___ Data records

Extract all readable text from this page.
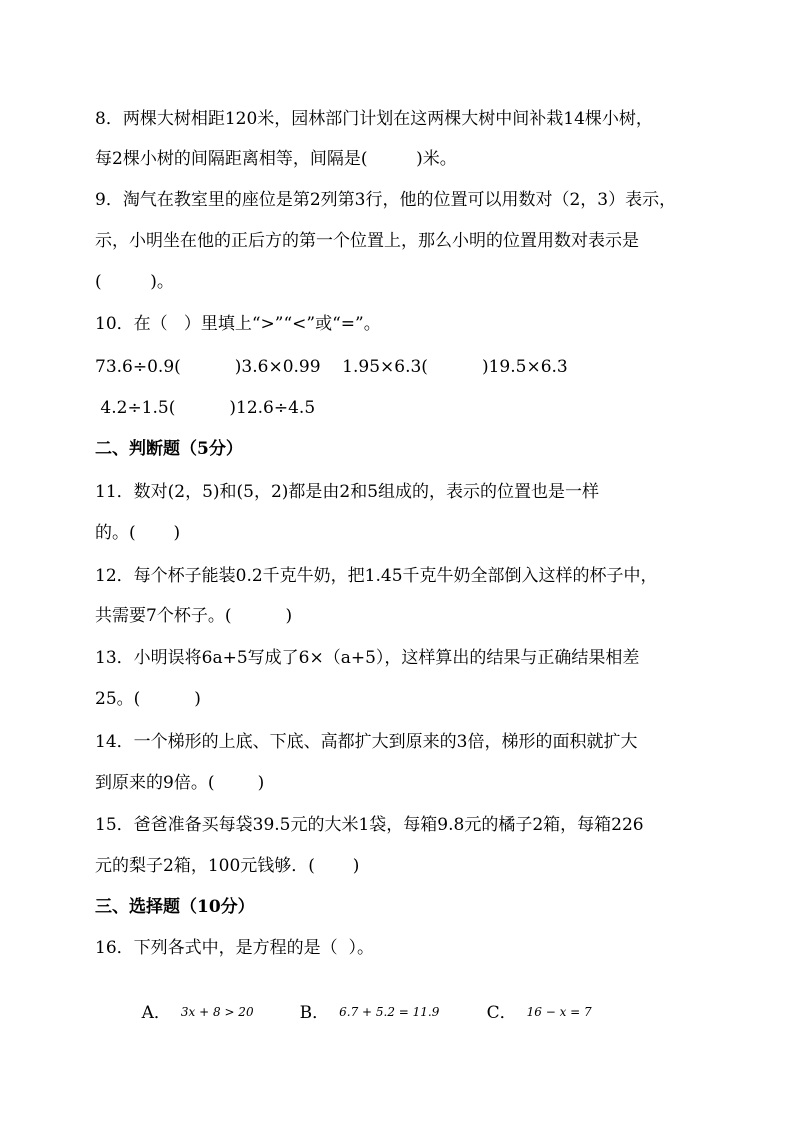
8．两棵大树相距120米，园林部门计划在这两棵大树中间补栽14棵小树，
每2棵小树的间隔距离相等，间隔是(         )米。
9．淘气在教室里的座位是第2列第3行，他的位置可以用数对（2，3）表示，
示，小明坐在他的正后方的第一个位置上，那么小明的位置用数对表示是
(         )。
10．在（   ）里填上“>”“<”或“=”。
73.6÷0.9(          )3.6×0.99    1.95×6.3(          )19.5×6.3
4.2÷1.5(          )12.6÷4.5
二、判断题（5分）
11．数对(2，5)和(5，2)都是由2和5组成的，表示的位置也是一样
的。(       )
12．每个杯子能装0.2千克牛奶，把1.45千克牛奶全部倒入这样的杯子中，
共需要7个杯子。(          )
13．小明误将6a+5写成了6×（a+5），这样算出的结果与正确结果相差
25。(          )
14．一个梯形的上底、下底、高都扩大到原来的3倍，梯形的面积就扩大
到原来的9倍。(        )
15．爸爸准备买每袋39.5元的大米1袋，每箱9.8元的橘子2箱，每箱226
元的梨子2箱，100元钱够．(       )
三、选择题（10分）
16．下列各式中，是方程的是（  ）。

A． 3x + 8 > 20
	B． 6.7 + 5.2 = 11.9
	C． 16 − x = 7
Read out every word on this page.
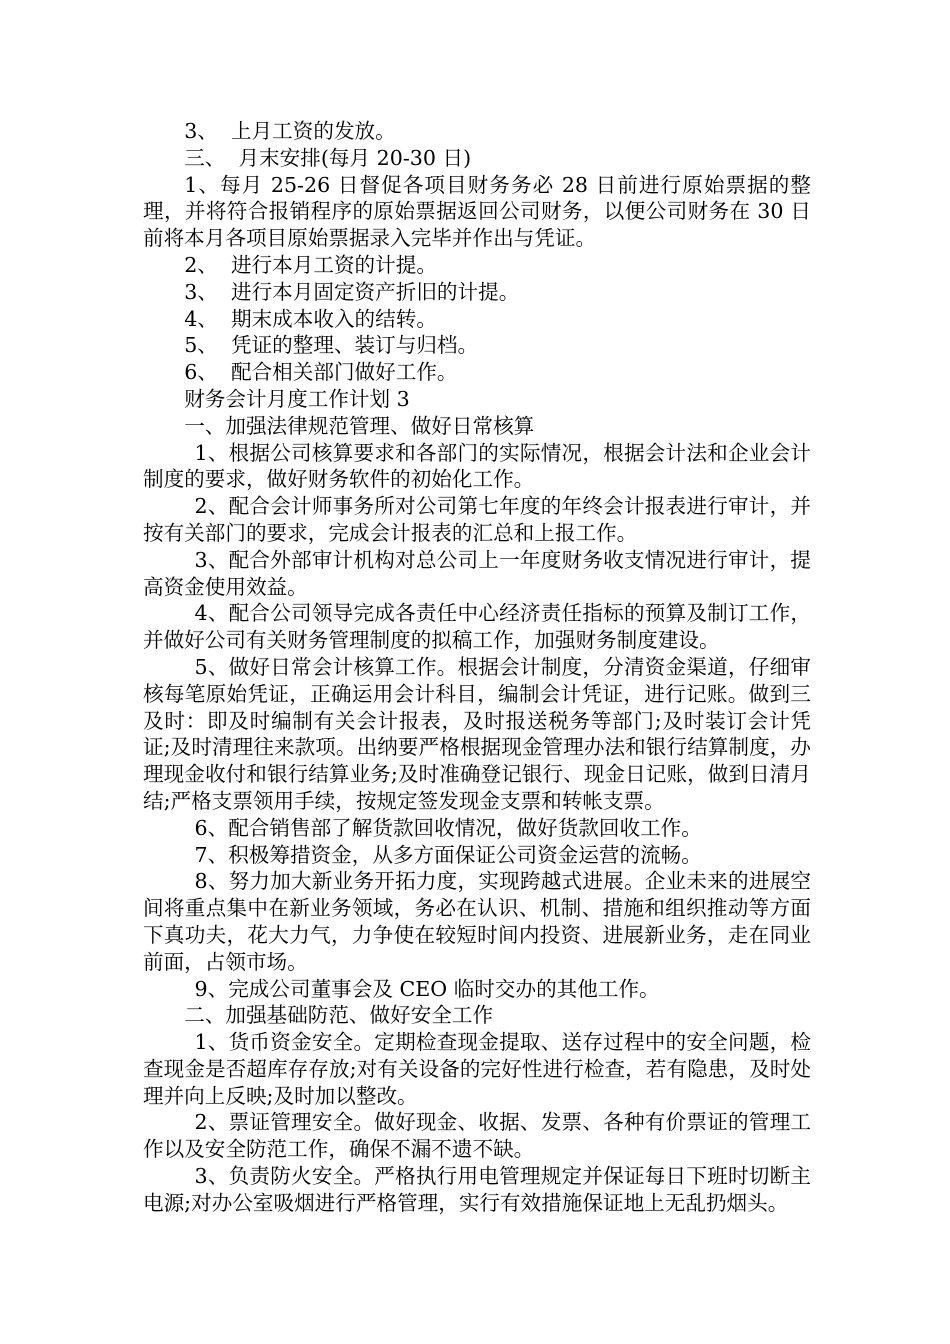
3、  上月工资的发放。

三、  月末安排(每月 20-30 日)

1、每月 25-26 日督促各项目财务务必 28 日前进行原始票据的整理，并将符合报销程序的原始票据返回公司财务，以便公司财务在 30 日前将本月各项目原始票据录入完毕并作出与凭证。

2、  进行本月工资的计提。

3、  进行本月固定资产折旧的计提。

4、  期末成本收入的结转。

5、  凭证的整理、装订与归档。

6、  配合相关部门做好工作。

财务会计月度工作计划 3

一、加强法律规范管理、做好日常核算

1、根据公司核算要求和各部门的实际情况，根据会计法和企业会计制度的要求，做好财务软件的初始化工作。

2、配合会计师事务所对公司第七年度的年终会计报表进行审计，并按有关部门的要求，完成会计报表的汇总和上报工作。

3、配合外部审计机构对总公司上一年度财务收支情况进行审计，提高资金使用效益。

4、配合公司领导完成各责任中心经济责任指标的预算及制订工作，并做好公司有关财务管理制度的拟稿工作，加强财务制度建设。

5、做好日常会计核算工作。根据会计制度，分清资金渠道，仔细审核每笔原始凭证，正确运用会计科目，编制会计凭证，进行记账。做到三及时：即及时编制有关会计报表，及时报送税务等部门;及时装订会计凭证;及时清理往来款项。出纳要严格根据现金管理办法和银行结算制度，办理现金收付和银行结算业务;及时准确登记银行、现金日记账，做到日清月结;严格支票领用手续，按规定签发现金支票和转帐支票。

6、配合销售部了解货款回收情况，做好货款回收工作。

7、积极筹措资金，从多方面保证公司资金运营的流畅。

8、努力加大新业务开拓力度，实现跨越式进展。企业未来的进展空间将重点集中在新业务领域，务必在认识、机制、措施和组织推动等方面下真功夫，花大力气，力争使在较短时间内投资、进展新业务，走在同业前面，占领市场。

9、完成公司董事会及 CEO 临时交办的其他工作。

二、加强基础防范、做好安全工作

1、货币资金安全。定期检查现金提取、送存过程中的安全问题，检查现金是否超库存存放;对有关设备的完好性进行检查，若有隐患，及时处理并向上反映;及时加以整改。

2、票证管理安全。做好现金、收据、发票、各种有价票证的管理工作以及安全防范工作，确保不漏不遗不缺。

3、负责防火安全。严格执行用电管理规定并保证每日下班时切断主电源;对办公室吸烟进行严格管理，实行有效措施保证地上无乱扔烟头。
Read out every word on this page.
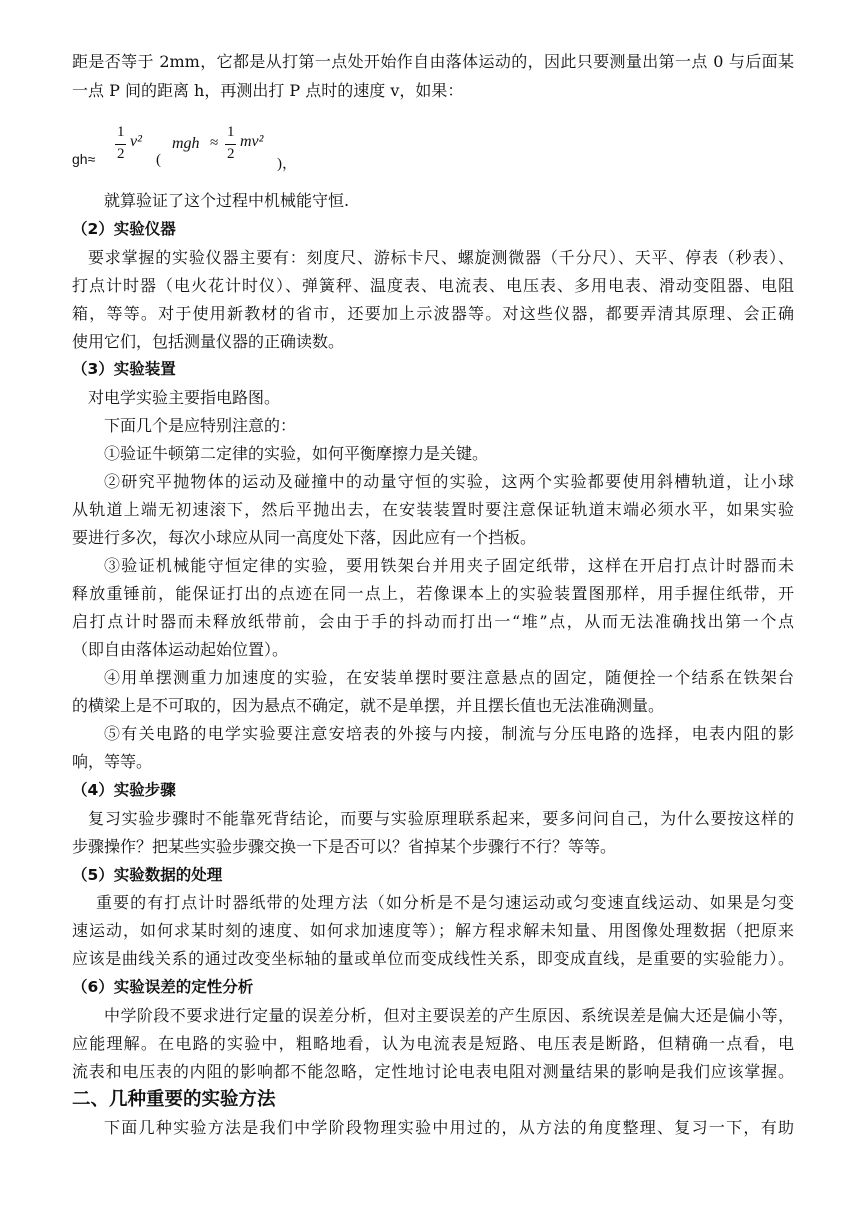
距是否等于 2mm，它都是从打第一点处开始作自由落体运动的，因此只要测量出第一点 0 与后面某
一点 P 间的距离 h，再测出打 P 点时的速度 v，如果：
gh≈
1
2
v²
(
mgh ≈
1
2
mv²
)，
就算验证了这个过程中机械能守恒.
（2）实验仪器
要求掌握的实验仪器主要有：刻度尺、游标卡尺、螺旋测微器（千分尺）、天平、停表（秒表）、
打点计时器（电火花计时仪）、弹簧秤、温度表、电流表、电压表、多用电表、滑动变阻器、电阻
箱，等等。对于使用新教材的省市，还要加上示波器等。对这些仪器，都要弄清其原理、会正确
使用它们，包括测量仪器的正确读数。
（3）实验装置
对电学实验主要指电路图。
下面几个是应特别注意的：
①验证牛顿第二定律的实验，如何平衡摩擦力是关键。
②研究平抛物体的运动及碰撞中的动量守恒的实验，这两个实验都要使用斜槽轨道，让小球
从轨道上端无初速滚下，然后平抛出去，在安装装置时要注意保证轨道末端必须水平，如果实验
要进行多次，每次小球应从同一高度处下落，因此应有一个挡板。
③验证机械能守恒定律的实验，要用铁架台并用夹子固定纸带，这样在开启打点计时器而未
释放重锤前，能保证打出的点迹在同一点上，若像课本上的实验装置图那样，用手握住纸带，开
启打点计时器而未释放纸带前，会由于手的抖动而打出一“堆”点，从而无法准确找出第一个点
（即自由落体运动起始位置）。
④用单摆测重力加速度的实验，在安装单摆时要注意悬点的固定，随便拴一个结系在铁架台
的横梁上是不可取的，因为悬点不确定，就不是单摆，并且摆长值也无法准确测量。
⑤有关电路的电学实验要注意安培表的外接与内接，制流与分压电路的选择，电表内阻的影
响，等等。
（4）实验步骤
复习实验步骤时不能靠死背结论，而要与实验原理联系起来，要多问问自己，为什么要按这样的
步骤操作？把某些实验步骤交换一下是否可以？省掉某个步骤行不行？等等。
（5）实验数据的处理
重要的有打点计时器纸带的处理方法（如分析是不是匀速运动或匀变速直线运动、如果是匀变
速运动，如何求某时刻的速度、如何求加速度等）；解方程求解未知量、用图像处理数据（把原来
应该是曲线关系的通过改变坐标轴的量或单位而变成线性关系，即变成直线，是重要的实验能力）。
（6）实验误差的定性分析
中学阶段不要求进行定量的误差分析，但对主要误差的产生原因、系统误差是偏大还是偏小等，
应能理解。在电路的实验中，粗略地看，认为电流表是短路、电压表是断路，但精确一点看，电
流表和电压表的内阻的影响都不能忽略，定性地讨论电表电阻对测量结果的影响是我们应该掌握。
二、几种重要的实验方法
下面几种实验方法是我们中学阶段物理实验中用过的，从方法的角度整理、复习一下，有助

______

Set exercise =
Each entry above should be reproduced exactly, with the pictures removed.

In response =
Extract all readable text from this page.
8．两棵大树相距120米，园林部门计划在这两棵大树中间补栽14棵小树，
每2棵小树的间隔距离相等，间隔是(         )米。
9．淘气在教室里的座位是第2列第3行，他的位置可以用数对（2，3）表示，
示，小明坐在他的正后方的第一个位置上，那么小明的位置用数对表示是
(         )。
10．在（   ）里填上“>”“<”或“=”。
73.6÷0.9(          )3.6×0.99    1.95×6.3(          )19.5×6.3
4.2÷1.5(          )12.6÷4.5
二、判断题（5分）
11．数对(2，5)和(5，2)都是由2和5组成的，表示的位置也是一样
的。(       )
12．每个杯子能装0.2千克牛奶，把1.45千克牛奶全部倒入这样的杯子中，
共需要7个杯子。(          )
13．小明误将6a+5写成了6×（a+5），这样算出的结果与正确结果相差
25。(          )
14．一个梯形的上底、下底、高都扩大到原来的3倍，梯形的面积就扩大
到原来的9倍。(        )
15．爸爸准备买每袋39.5元的大米1袋，每箱9.8元的橘子2箱，每箱226
元的梨子2箱，100元钱够．(       )
三、选择题（10分）
16．下列各式中，是方程的是（  ）。

A． 3x + 8 > 20
	B． 6.7 + 5.2 = 11.9
	C． 16 − x = 7
Read out every word on this page.
3、  上月工资的发放。

三、  月末安排(每月 20-30 日)

1、每月 25-26 日督促各项目财务务必 28 日前进行原始票据的整理，并将符合报销程序的原始票据返回公司财务，以便公司财务在 30 日前将本月各项目原始票据录入完毕并作出与凭证。

2、  进行本月工资的计提。

3、  进行本月固定资产折旧的计提。

4、  期末成本收入的结转。

5、  凭证的整理、装订与归档。

6、  配合相关部门做好工作。

财务会计月度工作计划 3

一、加强法律规范管理、做好日常核算

1、根据公司核算要求和各部门的实际情况，根据会计法和企业会计制度的要求，做好财务软件的初始化工作。

2、配合会计师事务所对公司第七年度的年终会计报表进行审计，并按有关部门的要求，完成会计报表的汇总和上报工作。

3、配合外部审计机构对总公司上一年度财务收支情况进行审计，提高资金使用效益。

4、配合公司领导完成各责任中心经济责任指标的预算及制订工作，并做好公司有关财务管理制度的拟稿工作，加强财务制度建设。

5、做好日常会计核算工作。根据会计制度，分清资金渠道，仔细审核每笔原始凭证，正确运用会计科目，编制会计凭证，进行记账。做到三及时：即及时编制有关会计报表，及时报送税务等部门;及时装订会计凭证;及时清理往来款项。出纳要严格根据现金管理办法和银行结算制度，办理现金收付和银行结算业务;及时准确登记银行、现金日记账，做到日清月结;严格支票领用手续，按规定签发现金支票和转帐支票。

6、配合销售部了解货款回收情况，做好货款回收工作。

7、积极筹措资金，从多方面保证公司资金运营的流畅。

8、努力加大新业务开拓力度，实现跨越式进展。企业未来的进展空间将重点集中在新业务领域，务必在认识、机制、措施和组织推动等方面下真功夫，花大力气，力争使在较短时间内投资、进展新业务，走在同业前面，占领市场。

9、完成公司董事会及 CEO 临时交办的其他工作。

二、加强基础防范、做好安全工作

1、货币资金安全。定期检查现金提取、送存过程中的安全问题，检查现金是否超库存存放;对有关设备的完好性进行检查，若有隐患，及时处理并向上反映;及时加以整改。

2、票证管理安全。做好现金、收据、发票、各种有价票证的管理工作以及安全防范工作，确保不漏不遗不缺。

3、负责防火安全。严格执行用电管理规定并保证每日下班时切断主电源;对办公室吸烟进行严格管理，实行有效措施保证地上无乱扔烟头。
Read out every word on this page.
距是否等于 2mm，它都是从打第一点处开始作自由落体运动的，因此只要测量出第一点 0 与后面某
一点 P 间的距离 h，再测出打 P 点时的速度 v，如果：
gh≈
1
2
v²
(
mgh ≈
1
2
mv²
)，
就算验证了这个过程中机械能守恒.
（2）实验仪器
要求掌握的实验仪器主要有：刻度尺、游标卡尺、螺旋测微器（千分尺）、天平、停表（秒表）、
打点计时器（电火花计时仪）、弹簧秤、温度表、电流表、电压表、多用电表、滑动变阻器、电阻
箱，等等。对于使用新教材的省市，还要加上示波器等。对这些仪器，都要弄清其原理、会正确
使用它们，包括测量仪器的正确读数。
（3）实验装置
对电学实验主要指电路图。
下面几个是应特别注意的：
①验证牛顿第二定律的实验，如何平衡摩擦力是关键。
②研究平抛物体的运动及碰撞中的动量守恒的实验，这两个实验都要使用斜槽轨道，让小球
从轨道上端无初速滚下，然后平抛出去，在安装装置时要注意保证轨道末端必须水平，如果实验
要进行多次，每次小球应从同一高度处下落，因此应有一个挡板。
③验证机械能守恒定律的实验，要用铁架台并用夹子固定纸带，这样在开启打点计时器而未
释放重锤前，能保证打出的点迹在同一点上，若像课本上的实验装置图那样，用手握住纸带，开
启打点计时器而未释放纸带前，会由于手的抖动而打出一“堆”点，从而无法准确找出第一个点
（即自由落体运动起始位置）。
④用单摆测重力加速度的实验，在安装单摆时要注意悬点的固定，随便拴一个结系在铁架台
的横梁上是不可取的，因为悬点不确定，就不是单摆，并且摆长值也无法准确测量。
⑤有关电路的电学实验要注意安培表的外接与内接，制流与分压电路的选择，电表内阻的影
响，等等。
（4）实验步骤
复习实验步骤时不能靠死背结论，而要与实验原理联系起来，要多问问自己，为什么要按这样的
步骤操作？把某些实验步骤交换一下是否可以？省掉某个步骤行不行？等等。
（5）实验数据的处理
重要的有打点计时器纸带的处理方法（如分析是不是匀速运动或匀变速直线运动、如果是匀变
速运动，如何求某时刻的速度、如何求加速度等）；解方程求解未知量、用图像处理数据（把原来
应该是曲线关系的通过改变坐标轴的量或单位而变成线性关系，即变成直线，是重要的实验能力）。
（6）实验误差的定性分析
中学阶段不要求进行定量的误差分析，但对主要误差的产生原因、系统误差是偏大还是偏小等，
应能理解。在电路的实验中，粗略地看，认为电流表是短路、电压表是断路，但精确一点看，电
流表和电压表的内阻的影响都不能忽略，定性地讨论电表电阻对测量结果的影响是我们应该掌握。
二、几种重要的实验方法
下面几种实验方法是我们中学阶段物理实验中用过的，从方法的角度整理、复习一下，有助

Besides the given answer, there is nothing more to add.